*TASK TO COMPLETE:* Make an exact copy of the records, with the pictures left out.
________________________
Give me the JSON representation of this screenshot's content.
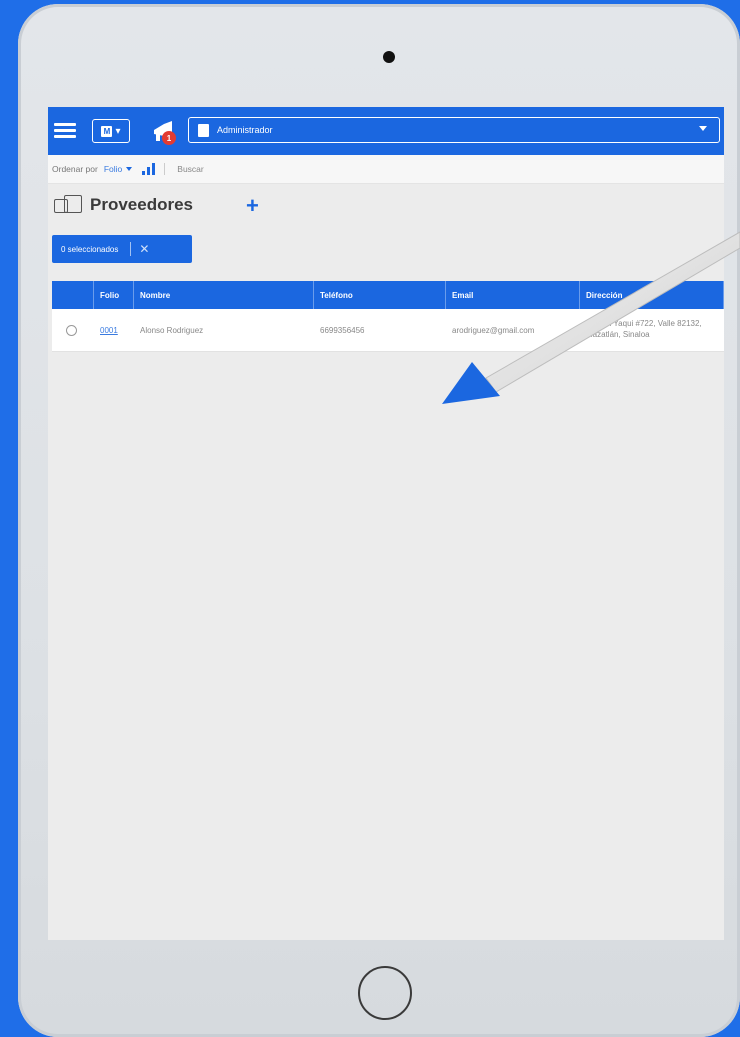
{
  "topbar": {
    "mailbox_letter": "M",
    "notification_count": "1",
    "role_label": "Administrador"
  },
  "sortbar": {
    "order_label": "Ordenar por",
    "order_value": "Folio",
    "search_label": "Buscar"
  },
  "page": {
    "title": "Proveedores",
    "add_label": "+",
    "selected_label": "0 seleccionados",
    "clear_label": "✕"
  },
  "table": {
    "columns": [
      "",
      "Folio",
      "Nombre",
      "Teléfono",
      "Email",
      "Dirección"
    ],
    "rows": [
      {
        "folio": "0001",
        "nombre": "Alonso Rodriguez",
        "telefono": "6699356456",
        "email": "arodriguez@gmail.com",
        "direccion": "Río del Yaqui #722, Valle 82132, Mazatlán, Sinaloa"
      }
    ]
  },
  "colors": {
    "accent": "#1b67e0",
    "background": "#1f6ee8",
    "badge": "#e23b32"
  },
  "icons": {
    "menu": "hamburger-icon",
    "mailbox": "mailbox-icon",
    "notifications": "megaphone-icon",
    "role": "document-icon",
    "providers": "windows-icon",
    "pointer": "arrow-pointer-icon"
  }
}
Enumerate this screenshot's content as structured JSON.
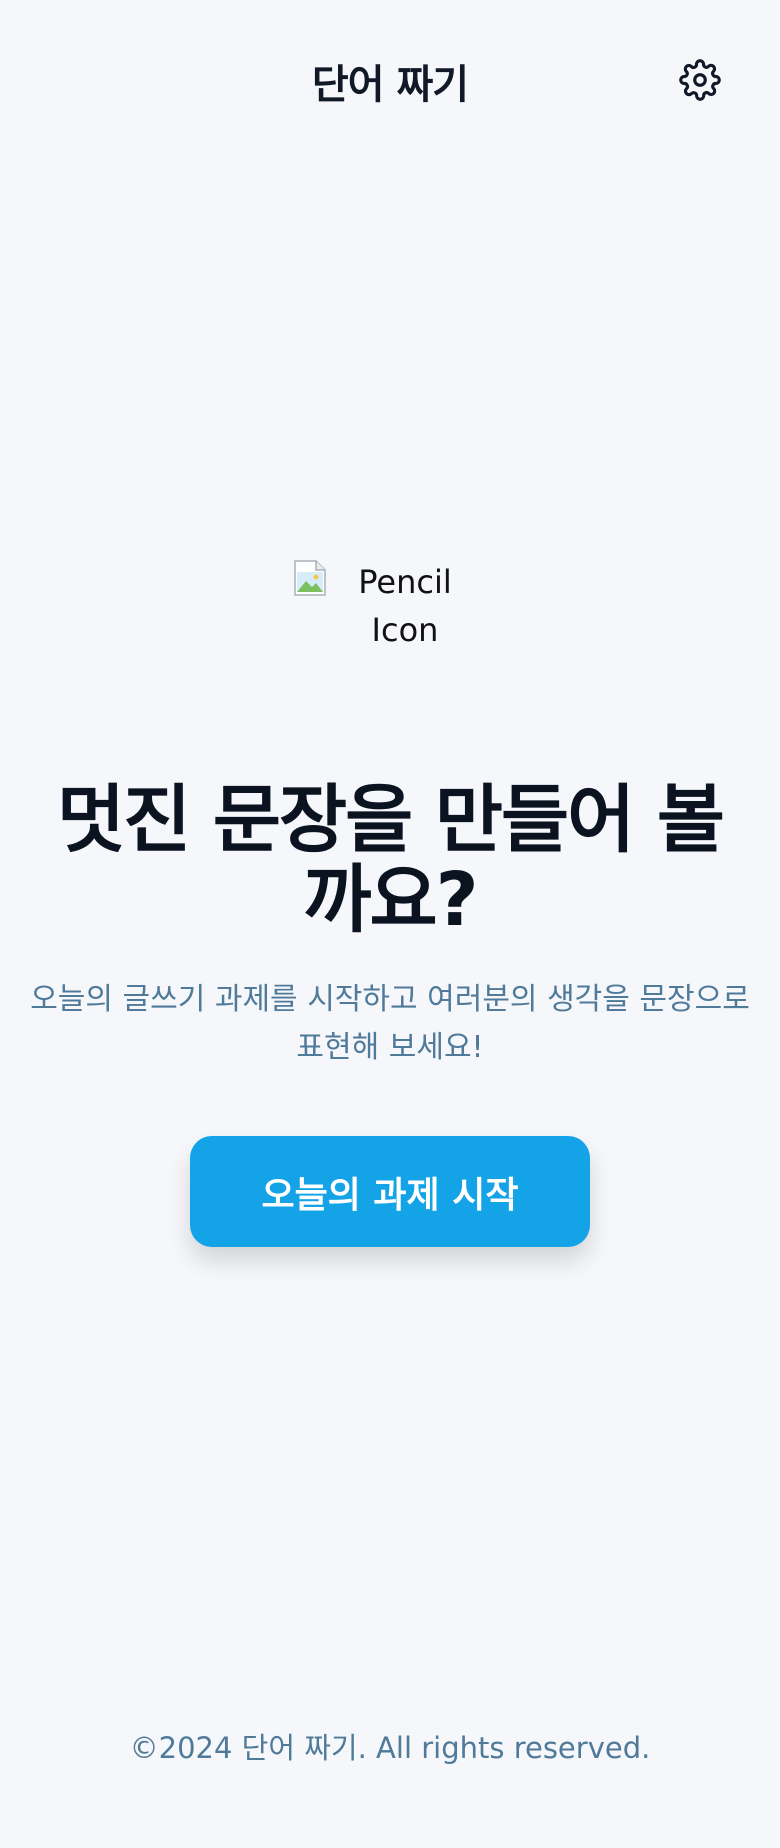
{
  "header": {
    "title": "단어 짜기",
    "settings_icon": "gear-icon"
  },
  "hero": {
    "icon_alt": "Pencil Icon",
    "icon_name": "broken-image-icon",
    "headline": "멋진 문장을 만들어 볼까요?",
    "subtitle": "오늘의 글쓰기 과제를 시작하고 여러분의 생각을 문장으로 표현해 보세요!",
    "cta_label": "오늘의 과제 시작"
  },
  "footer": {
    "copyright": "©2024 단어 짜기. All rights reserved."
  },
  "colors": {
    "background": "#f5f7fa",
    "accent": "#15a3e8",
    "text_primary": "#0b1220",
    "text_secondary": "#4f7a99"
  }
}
________________________
*RESPONSE:*
Give me the JSON representation of this screenshot's content.
{
  "topbar": {
    "mailbox_letter": "M",
    "notification_count": "1",
    "role_label": "Administrador"
  },
  "sortbar": {
    "order_label": "Ordenar por",
    "order_value": "Folio",
    "search_label": "Buscar"
  },
  "page": {
    "title": "Proveedores",
    "add_label": "+",
    "selected_label": "0 seleccionados",
    "clear_label": "✕"
  },
  "table": {
    "columns": [
      "",
      "Folio",
      "Nombre",
      "Teléfono",
      "Email",
      "Dirección"
    ],
    "rows": [
      {
        "folio": "0001",
        "nombre": "Alonso Rodriguez",
        "telefono": "6699356456",
        "email": "arodriguez@gmail.com",
        "direccion": "Río del Yaqui #722, Valle 82132, Mazatlán, Sinaloa"
      }
    ]
  },
  "colors": {
    "accent": "#1b67e0",
    "background": "#1f6ee8",
    "badge": "#e23b32"
  },
  "icons": {
    "menu": "hamburger-icon",
    "mailbox": "mailbox-icon",
    "notifications": "megaphone-icon",
    "role": "document-icon",
    "providers": "windows-icon",
    "pointer": "arrow-pointer-icon"
  }
}
Enumerate this screenshot's content as structured JSON.
{
  "header": {
    "title": "단어 짜기",
    "settings_icon": "gear-icon"
  },
  "hero": {
    "icon_alt": "Pencil Icon",
    "icon_name": "broken-image-icon",
    "headline": "멋진 문장을 만들어 볼까요?",
    "subtitle": "오늘의 글쓰기 과제를 시작하고 여러분의 생각을 문장으로 표현해 보세요!",
    "cta_label": "오늘의 과제 시작"
  },
  "footer": {
    "copyright": "©2024 단어 짜기. All rights reserved."
  },
  "colors": {
    "background": "#f5f7fa",
    "accent": "#15a3e8",
    "text_primary": "#0b1220",
    "text_secondary": "#4f7a99"
  }
}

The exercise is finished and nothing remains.